--- Start SOURCE RECORDS ---

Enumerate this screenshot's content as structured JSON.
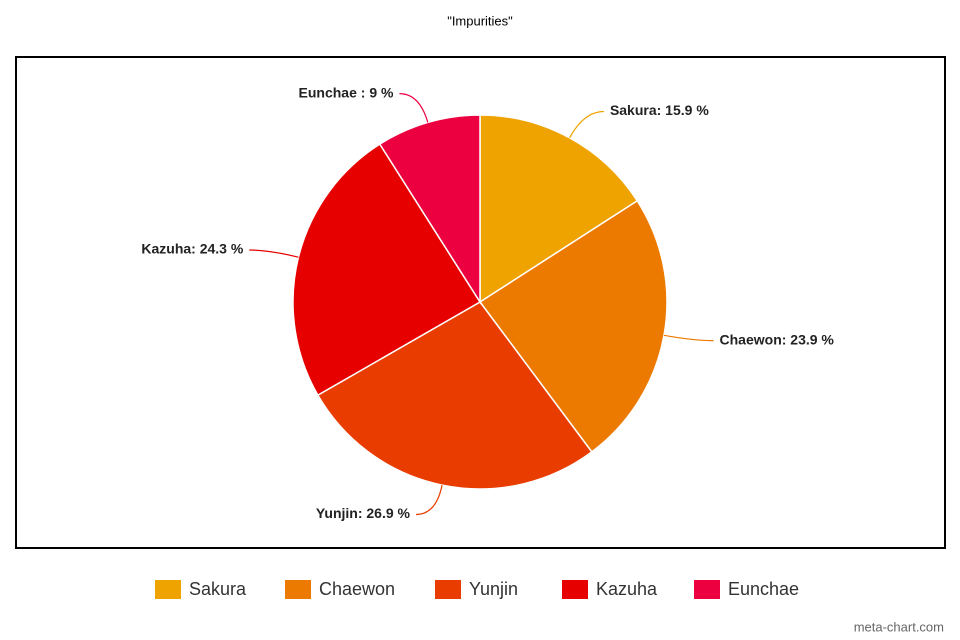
{
  "chart_data": {
    "type": "pie",
    "title": "\"Impurities\"",
    "categories": [
      "Sakura",
      "Chaewon",
      "Yunjin",
      "Kazuha",
      "Eunchae"
    ],
    "values": [
      15.9,
      23.9,
      26.9,
      24.3,
      9
    ],
    "value_labels": [
      "Sakura: 15.9 %",
      "Chaewon: 23.9 %",
      "Yunjin: 26.9 %",
      "Kazuha: 24.3 %",
      "Eunchae : 9 %"
    ],
    "colors": [
      "#efa300",
      "#ec7a00",
      "#e93c00",
      "#e60000",
      "#ec0040"
    ],
    "legend": "bottom",
    "watermark": "meta-chart.com"
  }
}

--- End SOURCE RECORDS ---

■ WHAT TO WORK ON
Transcribe the records above exactly, leaving out every picture.

■ RESPONSE BELOW
Enumerate this screenshot's content as structured JSON.
{
  "chart_data": {
    "type": "pie",
    "title": "\"Impurities\"",
    "categories": [
      "Sakura",
      "Chaewon",
      "Yunjin",
      "Kazuha",
      "Eunchae"
    ],
    "values": [
      15.9,
      23.9,
      26.9,
      24.3,
      9
    ],
    "value_labels": [
      "Sakura: 15.9 %",
      "Chaewon: 23.9 %",
      "Yunjin: 26.9 %",
      "Kazuha: 24.3 %",
      "Eunchae : 9 %"
    ],
    "colors": [
      "#efa300",
      "#ec7a00",
      "#e93c00",
      "#e60000",
      "#ec0040"
    ],
    "legend": "bottom",
    "watermark": "meta-chart.com"
  }
}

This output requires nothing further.